__TASK INSTRUCTIONS__
In the listing below, locate the lines bearing the word "coconut". Copy every one of them.

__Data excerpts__
-- START --

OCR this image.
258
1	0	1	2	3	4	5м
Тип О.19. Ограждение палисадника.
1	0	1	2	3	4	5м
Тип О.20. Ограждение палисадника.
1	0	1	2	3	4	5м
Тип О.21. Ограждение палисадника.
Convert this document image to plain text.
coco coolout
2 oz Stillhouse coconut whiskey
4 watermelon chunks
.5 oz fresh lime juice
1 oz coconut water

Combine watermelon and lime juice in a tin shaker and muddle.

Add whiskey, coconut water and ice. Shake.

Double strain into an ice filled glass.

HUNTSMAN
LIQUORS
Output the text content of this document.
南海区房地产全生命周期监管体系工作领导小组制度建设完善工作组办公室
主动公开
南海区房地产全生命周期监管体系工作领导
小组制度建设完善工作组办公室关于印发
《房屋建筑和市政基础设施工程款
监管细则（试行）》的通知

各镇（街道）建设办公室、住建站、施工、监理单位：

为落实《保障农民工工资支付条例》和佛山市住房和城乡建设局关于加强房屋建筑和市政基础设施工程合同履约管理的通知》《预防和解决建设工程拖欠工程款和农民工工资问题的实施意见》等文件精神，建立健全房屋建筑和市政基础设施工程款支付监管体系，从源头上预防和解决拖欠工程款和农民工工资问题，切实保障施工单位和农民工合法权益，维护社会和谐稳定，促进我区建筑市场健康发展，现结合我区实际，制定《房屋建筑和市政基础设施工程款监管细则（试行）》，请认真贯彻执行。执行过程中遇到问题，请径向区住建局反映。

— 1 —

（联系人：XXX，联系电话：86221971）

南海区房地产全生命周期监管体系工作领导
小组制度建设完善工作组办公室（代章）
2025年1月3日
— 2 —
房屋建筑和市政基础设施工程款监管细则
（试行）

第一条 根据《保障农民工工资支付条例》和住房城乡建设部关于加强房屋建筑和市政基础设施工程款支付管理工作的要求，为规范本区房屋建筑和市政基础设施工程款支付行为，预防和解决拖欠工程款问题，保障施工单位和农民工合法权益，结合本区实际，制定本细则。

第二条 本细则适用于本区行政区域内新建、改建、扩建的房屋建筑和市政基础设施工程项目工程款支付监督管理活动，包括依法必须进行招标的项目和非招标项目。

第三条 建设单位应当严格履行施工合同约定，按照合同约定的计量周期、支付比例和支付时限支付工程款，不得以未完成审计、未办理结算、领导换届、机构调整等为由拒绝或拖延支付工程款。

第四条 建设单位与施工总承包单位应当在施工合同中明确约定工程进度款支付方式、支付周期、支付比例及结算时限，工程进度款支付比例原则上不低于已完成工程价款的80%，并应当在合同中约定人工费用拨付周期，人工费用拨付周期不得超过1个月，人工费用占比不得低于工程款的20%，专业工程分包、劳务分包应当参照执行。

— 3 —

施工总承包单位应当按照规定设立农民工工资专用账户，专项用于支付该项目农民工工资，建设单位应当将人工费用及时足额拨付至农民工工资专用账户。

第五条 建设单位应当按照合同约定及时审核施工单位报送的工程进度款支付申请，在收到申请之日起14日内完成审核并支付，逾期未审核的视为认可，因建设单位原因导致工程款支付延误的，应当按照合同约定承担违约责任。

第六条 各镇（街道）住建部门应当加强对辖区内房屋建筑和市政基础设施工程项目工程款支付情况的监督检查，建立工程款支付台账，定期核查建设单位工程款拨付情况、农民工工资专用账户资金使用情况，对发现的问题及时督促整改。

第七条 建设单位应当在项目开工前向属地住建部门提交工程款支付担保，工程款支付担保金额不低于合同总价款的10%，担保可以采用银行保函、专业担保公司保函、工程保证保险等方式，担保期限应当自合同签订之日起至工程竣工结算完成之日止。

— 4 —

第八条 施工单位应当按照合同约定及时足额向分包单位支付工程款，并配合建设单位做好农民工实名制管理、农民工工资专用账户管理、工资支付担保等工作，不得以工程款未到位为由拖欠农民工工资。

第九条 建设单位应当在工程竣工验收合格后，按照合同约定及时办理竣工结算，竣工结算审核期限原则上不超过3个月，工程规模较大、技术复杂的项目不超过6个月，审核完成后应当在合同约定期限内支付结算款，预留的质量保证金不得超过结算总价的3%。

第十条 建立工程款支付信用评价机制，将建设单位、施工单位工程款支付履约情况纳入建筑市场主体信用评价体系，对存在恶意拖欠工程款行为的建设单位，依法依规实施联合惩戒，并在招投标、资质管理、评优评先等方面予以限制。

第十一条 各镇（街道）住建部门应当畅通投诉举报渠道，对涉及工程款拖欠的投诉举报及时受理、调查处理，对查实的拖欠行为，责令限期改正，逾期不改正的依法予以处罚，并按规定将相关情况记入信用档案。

-- END --

__REPLY__
2 oz Stillhouse coconut whiskey
1 oz coconut water
Add whiskey, coconut water and ice. Shake.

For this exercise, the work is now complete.